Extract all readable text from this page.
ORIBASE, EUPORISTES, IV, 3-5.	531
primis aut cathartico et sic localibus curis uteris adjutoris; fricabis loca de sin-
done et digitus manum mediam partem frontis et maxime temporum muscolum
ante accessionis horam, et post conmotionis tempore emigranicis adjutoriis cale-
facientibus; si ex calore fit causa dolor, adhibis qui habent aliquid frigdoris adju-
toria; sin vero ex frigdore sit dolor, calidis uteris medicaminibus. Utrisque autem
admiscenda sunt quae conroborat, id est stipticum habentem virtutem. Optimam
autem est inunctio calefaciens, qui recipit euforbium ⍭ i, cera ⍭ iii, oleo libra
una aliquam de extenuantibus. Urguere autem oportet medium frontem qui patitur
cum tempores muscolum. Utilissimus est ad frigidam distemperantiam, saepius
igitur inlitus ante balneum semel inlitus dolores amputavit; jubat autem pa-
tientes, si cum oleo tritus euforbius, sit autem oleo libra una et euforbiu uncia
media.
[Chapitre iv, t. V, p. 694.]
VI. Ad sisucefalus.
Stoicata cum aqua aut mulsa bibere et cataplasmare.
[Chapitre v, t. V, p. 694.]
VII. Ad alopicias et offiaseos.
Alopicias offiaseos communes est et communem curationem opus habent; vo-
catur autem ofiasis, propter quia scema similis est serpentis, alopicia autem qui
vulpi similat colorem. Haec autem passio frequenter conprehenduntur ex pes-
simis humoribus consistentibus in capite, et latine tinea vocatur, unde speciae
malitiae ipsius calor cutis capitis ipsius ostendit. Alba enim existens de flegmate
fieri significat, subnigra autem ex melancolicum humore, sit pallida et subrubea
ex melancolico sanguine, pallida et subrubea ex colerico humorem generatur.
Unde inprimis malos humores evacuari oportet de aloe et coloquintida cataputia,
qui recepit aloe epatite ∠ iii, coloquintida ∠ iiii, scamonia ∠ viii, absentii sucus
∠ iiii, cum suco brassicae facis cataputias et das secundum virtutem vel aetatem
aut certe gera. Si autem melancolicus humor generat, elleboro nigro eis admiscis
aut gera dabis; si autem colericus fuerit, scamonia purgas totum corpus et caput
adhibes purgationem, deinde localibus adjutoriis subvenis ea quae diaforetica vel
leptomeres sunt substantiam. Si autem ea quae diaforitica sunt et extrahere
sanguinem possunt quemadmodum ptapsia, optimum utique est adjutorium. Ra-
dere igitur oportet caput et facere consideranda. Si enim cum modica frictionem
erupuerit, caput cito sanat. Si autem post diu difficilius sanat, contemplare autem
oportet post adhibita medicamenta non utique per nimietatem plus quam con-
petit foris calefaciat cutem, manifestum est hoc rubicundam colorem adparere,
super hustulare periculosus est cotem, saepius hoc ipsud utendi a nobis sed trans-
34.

##########

Write out the full listing exactly as given.

Extract all readable text from this page.
ORIBASE, EUPORISTES, IV, 3-5.	531
primis aut cathartico et sic localibus curis uteris adjutoris; fricabis loca de sin-
done et digitus manum mediam partem frontis et maxime temporum muscolum
ante accessionis horam, et post conmotionis tempore emigranicis adjutoriis cale-
facientibus; si ex calore fit causa dolor, adhibis qui habent aliquid frigdoris adju-
toria; sin vero ex frigdore sit dolor, calidis uteris medicaminibus. Utrisque autem
admiscenda sunt quae conroborat, id est stipticum habentem virtutem. Optimam
autem est inunctio calefaciens, qui recipit euforbium ⍭ i, cera ⍭ iii, oleo libra
una aliquam de extenuantibus. Urguere autem oportet medium frontem qui patitur
cum tempores muscolum. Utilissimus est ad frigidam distemperantiam, saepius
igitur inlitus ante balneum semel inlitus dolores amputavit; jubat autem pa-
tientes, si cum oleo tritus euforbius, sit autem oleo libra una et euforbiu uncia
media.
[Chapitre iv, t. V, p. 694.]
VI. Ad sisucefalus.
Stoicata cum aqua aut mulsa bibere et cataplasmare.
[Chapitre v, t. V, p. 694.]
VII. Ad alopicias et offiaseos.
Alopicias offiaseos communes est et communem curationem opus habent; vo-
catur autem ofiasis, propter quia scema similis est serpentis, alopicia autem qui
vulpi similat colorem. Haec autem passio frequenter conprehenduntur ex pes-
simis humoribus consistentibus in capite, et latine tinea vocatur, unde speciae
malitiae ipsius calor cutis capitis ipsius ostendit. Alba enim existens de flegmate
fieri significat, subnigra autem ex melancolicum humore, sit pallida et subrubea
ex melancolico sanguine, pallida et subrubea ex colerico humorem generatur.
Unde inprimis malos humores evacuari oportet de aloe et coloquintida cataputia,
qui recepit aloe epatite ∠ iii, coloquintida ∠ iiii, scamonia ∠ viii, absentii sucus
∠ iiii, cum suco brassicae facis cataputias et das secundum virtutem vel aetatem
aut certe gera. Si autem melancolicus humor generat, elleboro nigro eis admiscis
aut gera dabis; si autem colericus fuerit, scamonia purgas totum corpus et caput
adhibes purgationem, deinde localibus adjutoriis subvenis ea quae diaforetica vel
leptomeres sunt substantiam. Si autem ea quae diaforitica sunt et extrahere
sanguinem possunt quemadmodum ptapsia, optimum utique est adjutorium. Ra-
dere igitur oportet caput et facere consideranda. Si enim cum modica frictionem
erupuerit, caput cito sanat. Si autem post diu difficilius sanat, contemplare autem
oportet post adhibita medicamenta non utique per nimietatem plus quam con-
petit foris calefaciat cutem, manifestum est hoc rubicundam colorem adparere,
super hustulare periculosus est cotem, saepius hoc ipsud utendi a nobis sed trans-
34.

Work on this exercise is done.